──────── EXTRACTED ENTRIES

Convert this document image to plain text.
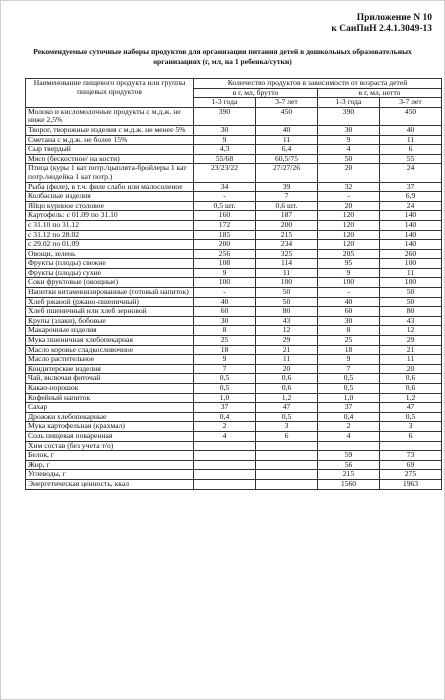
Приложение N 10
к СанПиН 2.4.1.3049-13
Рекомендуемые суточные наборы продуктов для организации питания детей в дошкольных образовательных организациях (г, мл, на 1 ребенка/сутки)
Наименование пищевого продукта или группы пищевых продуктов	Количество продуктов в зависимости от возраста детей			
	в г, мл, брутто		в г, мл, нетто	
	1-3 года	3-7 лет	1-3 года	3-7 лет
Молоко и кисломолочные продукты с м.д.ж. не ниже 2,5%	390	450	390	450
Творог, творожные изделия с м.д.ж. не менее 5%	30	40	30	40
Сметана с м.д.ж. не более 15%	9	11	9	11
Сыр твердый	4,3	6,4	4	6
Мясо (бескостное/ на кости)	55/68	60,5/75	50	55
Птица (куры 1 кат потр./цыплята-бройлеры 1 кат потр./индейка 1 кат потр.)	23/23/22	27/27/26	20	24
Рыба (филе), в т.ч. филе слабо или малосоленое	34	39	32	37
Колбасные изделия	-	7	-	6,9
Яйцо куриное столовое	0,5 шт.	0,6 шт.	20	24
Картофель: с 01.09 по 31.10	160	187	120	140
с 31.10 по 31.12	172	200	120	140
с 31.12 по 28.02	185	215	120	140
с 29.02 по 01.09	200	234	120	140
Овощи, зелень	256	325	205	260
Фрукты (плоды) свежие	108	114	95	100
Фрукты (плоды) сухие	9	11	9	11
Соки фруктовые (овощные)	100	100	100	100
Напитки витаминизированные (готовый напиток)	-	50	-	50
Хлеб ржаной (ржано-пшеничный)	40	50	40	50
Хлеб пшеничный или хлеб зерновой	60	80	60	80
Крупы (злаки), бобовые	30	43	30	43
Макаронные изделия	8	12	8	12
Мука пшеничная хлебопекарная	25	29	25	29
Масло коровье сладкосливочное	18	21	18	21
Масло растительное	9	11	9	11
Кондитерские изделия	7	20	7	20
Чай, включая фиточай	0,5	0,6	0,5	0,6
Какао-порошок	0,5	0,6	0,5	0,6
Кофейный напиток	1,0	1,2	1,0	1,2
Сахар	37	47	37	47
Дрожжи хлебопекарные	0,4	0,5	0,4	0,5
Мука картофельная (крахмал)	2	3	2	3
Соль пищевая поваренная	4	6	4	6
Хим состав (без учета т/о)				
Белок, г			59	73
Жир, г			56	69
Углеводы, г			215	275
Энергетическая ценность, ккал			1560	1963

────────────────
──────── EXTRACTED ENTRIES

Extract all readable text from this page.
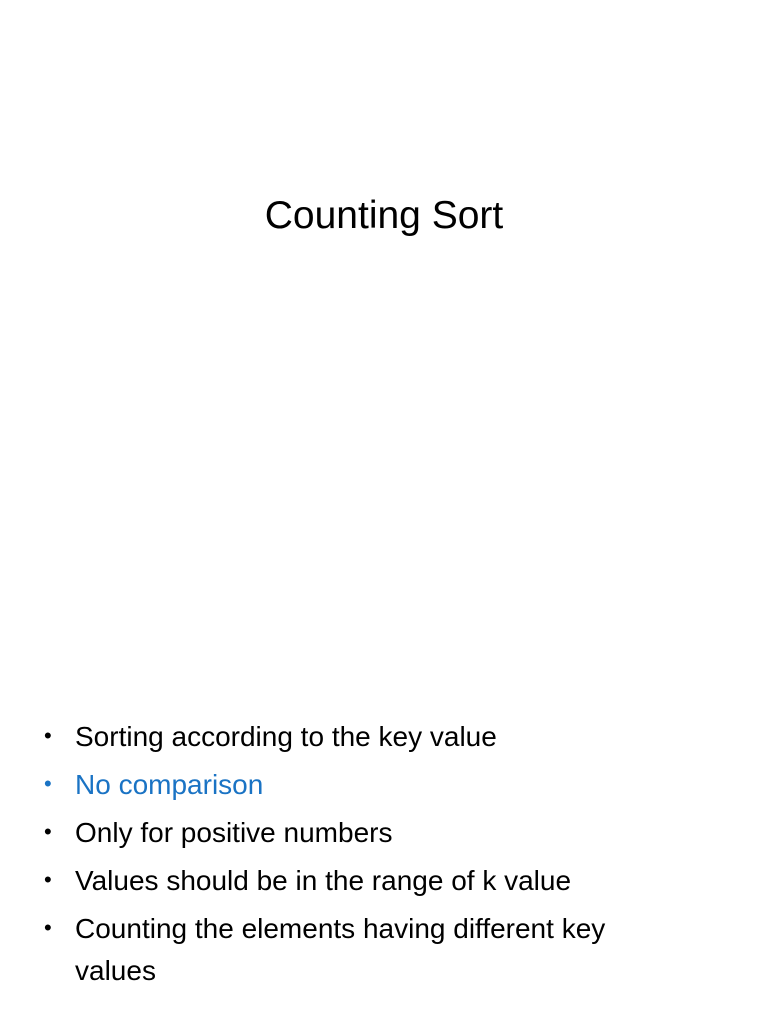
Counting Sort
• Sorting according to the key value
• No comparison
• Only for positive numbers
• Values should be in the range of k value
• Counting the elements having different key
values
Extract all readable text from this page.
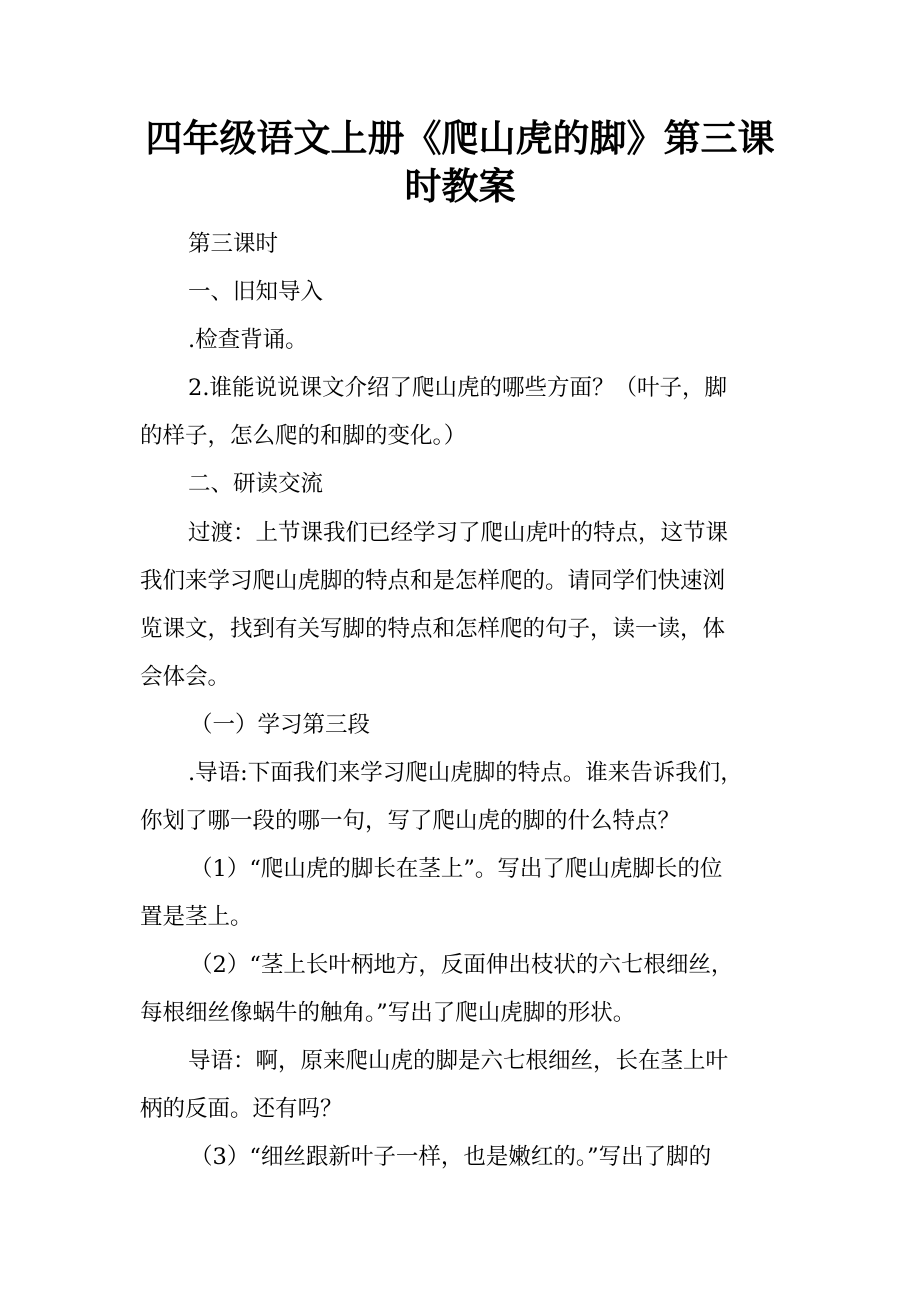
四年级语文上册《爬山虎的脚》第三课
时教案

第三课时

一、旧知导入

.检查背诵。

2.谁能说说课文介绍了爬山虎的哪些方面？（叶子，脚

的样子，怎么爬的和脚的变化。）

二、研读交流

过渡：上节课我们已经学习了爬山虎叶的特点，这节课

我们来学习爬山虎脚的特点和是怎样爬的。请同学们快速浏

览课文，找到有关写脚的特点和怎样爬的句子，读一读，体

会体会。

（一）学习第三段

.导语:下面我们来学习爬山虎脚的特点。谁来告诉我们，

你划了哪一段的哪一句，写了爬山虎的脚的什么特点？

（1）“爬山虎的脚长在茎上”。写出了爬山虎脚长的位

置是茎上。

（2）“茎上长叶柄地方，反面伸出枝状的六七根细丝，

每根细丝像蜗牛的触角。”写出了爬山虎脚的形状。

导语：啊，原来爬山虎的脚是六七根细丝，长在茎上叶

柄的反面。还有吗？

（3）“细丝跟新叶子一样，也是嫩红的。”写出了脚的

────────────────

REQUIREMENT – Pull every line containing "изделия" from the material above.

SOLUTION BELOW –
Творог, творожные изделия с м.д.ж. не менее 5%	30	40	30	40
Колбасные изделия	-	7	-	6,9
Макаронные изделия	8	12	8	12
Кондитерские изделия	7	20	7	20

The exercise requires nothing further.